BEGIN

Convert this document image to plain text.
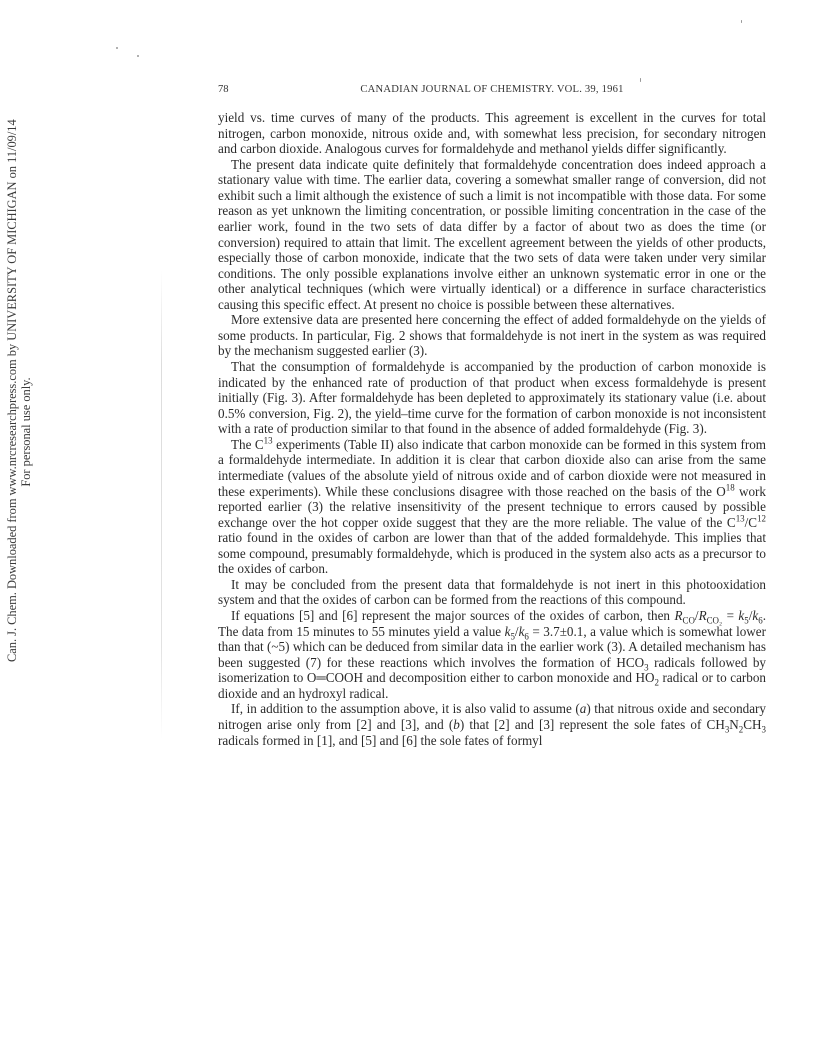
Can. J. Chem. Downloaded from www.nrcresearchpress.com by UNIVERSITY OF MICHIGAN on 11/09/14 For personal use only.
78	CANADIAN JOURNAL OF CHEMISTRY. VOL. 39, 1961

yield vs. time curves of many of the products. This agreement is excellent in the curves for total nitrogen, carbon monoxide, nitrous oxide and, with somewhat less precision, for secondary nitrogen and carbon dioxide. Analogous curves for formaldehyde and methanol yields differ significantly.

The present data indicate quite definitely that formaldehyde concentration does indeed approach a stationary value with time. The earlier data, covering a somewhat smaller range of conversion, did not exhibit such a limit although the existence of such a limit is not incompatible with those data. For some reason as yet unknown the limiting concentration, or possible limiting concentration in the case of the earlier work, found in the two sets of data differ by a factor of about two as does the time (or conversion) required to attain that limit. The excellent agreement between the yields of other products, especially those of carbon monoxide, indicate that the two sets of data were taken under very similar conditions. The only possible explanations involve either an unknown systematic error in one or the other analytical techniques (which were virtually identical) or a difference in surface characteristics causing this specific effect. At present no choice is possible between these alternatives.

More extensive data are presented here concerning the effect of added formaldehyde on the yields of some products. In particular, Fig. 2 shows that formaldehyde is not inert in the system as was required by the mechanism suggested earlier (3).

That the consumption of formaldehyde is accompanied by the production of carbon monoxide is indicated by the enhanced rate of production of that product when excess formaldehyde is present initially (Fig. 3). After formaldehyde has been depleted to approximately its stationary value (i.e. about 0.5% conversion, Fig. 2), the yield–time curve for the formation of carbon monoxide is not inconsistent with a rate of production similar to that found in the absence of added formaldehyde (Fig. 3).

The $C^{13}$ experiments (Table II) also indicate that carbon monoxide can be formed in this system from a formaldehyde intermediate. In addition it is clear that carbon dioxide also can arise from the same intermediate (values of the absolute yield of nitrous oxide and of carbon dioxide were not measured in these experiments). While these conclusions disagree with those reached on the basis of the $O^{18}$ work reported earlier (3) the relative insensitivity of the present technique to errors caused by possible exchange over the hot copper oxide suggest that they are the more reliable. The value of the $C^{13}/C^{12}$ ratio found in the oxides of carbon are lower than that of the added formaldehyde. This implies that some compound, presumably formaldehyde, which is produced in the system also acts as a precursor to the oxides of carbon.

It may be concluded from the present data that formaldehyde is not inert in this photooxidation system and that the oxides of carbon can be formed from the reactions of this compound.

If equations [5] and [6] represent the major sources of the oxides of carbon, then $R_{CO}/R_{CO_2} = k_5/k_6$. The data from 15 minutes to 55 minutes yield a value $k_5/k_6 = 3.7\pm 0.1$, a value which is somewhat lower than that (~5) which can be deduced from similar data in the earlier work (3). A detailed mechanism has been suggested (7) for these reactions which involves the formation of $HCO_3$ radicals followed by isomerization to O═COOH and decomposition either to carbon monoxide and $HO_2$ radical or to carbon dioxide and an hydroxyl radical.

If, in addition to the assumption above, it is also valid to assume (a) that nitrous oxide and secondary nitrogen arise only from [2] and [3], and (b) that [2] and [3] represent the sole fates of $CH_3N_2CH_3$ radicals formed in [1], and [5] and [6] the sole fates of formyl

END

Quote the records in their entirety, keeping the wording exact and excluding pictures.

Convert this document image to plain text.
Can. J. Chem. Downloaded from www.nrcresearchpress.com by UNIVERSITY OF MICHIGAN on 11/09/14 For personal use only.
78	CANADIAN JOURNAL OF CHEMISTRY. VOL. 39, 1961

yield vs. time curves of many of the products. This agreement is excellent in the curves for total nitrogen, carbon monoxide, nitrous oxide and, with somewhat less precision, for secondary nitrogen and carbon dioxide. Analogous curves for formaldehyde and methanol yields differ significantly.

The present data indicate quite definitely that formaldehyde concentration does indeed approach a stationary value with time. The earlier data, covering a somewhat smaller range of conversion, did not exhibit such a limit although the existence of such a limit is not incompatible with those data. For some reason as yet unknown the limiting concentration, or possible limiting concentration in the case of the earlier work, found in the two sets of data differ by a factor of about two as does the time (or conversion) required to attain that limit. The excellent agreement between the yields of other products, especially those of carbon monoxide, indicate that the two sets of data were taken under very similar conditions. The only possible explanations involve either an unknown systematic error in one or the other analytical techniques (which were virtually identical) or a difference in surface characteristics causing this specific effect. At present no choice is possible between these alternatives.

More extensive data are presented here concerning the effect of added formaldehyde on the yields of some products. In particular, Fig. 2 shows that formaldehyde is not inert in the system as was required by the mechanism suggested earlier (3).

That the consumption of formaldehyde is accompanied by the production of carbon monoxide is indicated by the enhanced rate of production of that product when excess formaldehyde is present initially (Fig. 3). After formaldehyde has been depleted to approximately its stationary value (i.e. about 0.5% conversion, Fig. 2), the yield–time curve for the formation of carbon monoxide is not inconsistent with a rate of production similar to that found in the absence of added formaldehyde (Fig. 3).

The $C^{13}$ experiments (Table II) also indicate that carbon monoxide can be formed in this system from a formaldehyde intermediate. In addition it is clear that carbon dioxide also can arise from the same intermediate (values of the absolute yield of nitrous oxide and of carbon dioxide were not measured in these experiments). While these conclusions disagree with those reached on the basis of the $O^{18}$ work reported earlier (3) the relative insensitivity of the present technique to errors caused by possible exchange over the hot copper oxide suggest that they are the more reliable. The value of the $C^{13}/C^{12}$ ratio found in the oxides of carbon are lower than that of the added formaldehyde. This implies that some compound, presumably formaldehyde, which is produced in the system also acts as a precursor to the oxides of carbon.

It may be concluded from the present data that formaldehyde is not inert in this photooxidation system and that the oxides of carbon can be formed from the reactions of this compound.

If equations [5] and [6] represent the major sources of the oxides of carbon, then $R_{CO}/R_{CO_2} = k_5/k_6$. The data from 15 minutes to 55 minutes yield a value $k_5/k_6 = 3.7\pm 0.1$, a value which is somewhat lower than that (~5) which can be deduced from similar data in the earlier work (3). A detailed mechanism has been suggested (7) for these reactions which involves the formation of $HCO_3$ radicals followed by isomerization to O═COOH and decomposition either to carbon monoxide and $HO_2$ radical or to carbon dioxide and an hydroxyl radical.

If, in addition to the assumption above, it is also valid to assume (a) that nitrous oxide and secondary nitrogen arise only from [2] and [3], and (b) that [2] and [3] represent the sole fates of $CH_3N_2CH_3$ radicals formed in [1], and [5] and [6] the sole fates of formyl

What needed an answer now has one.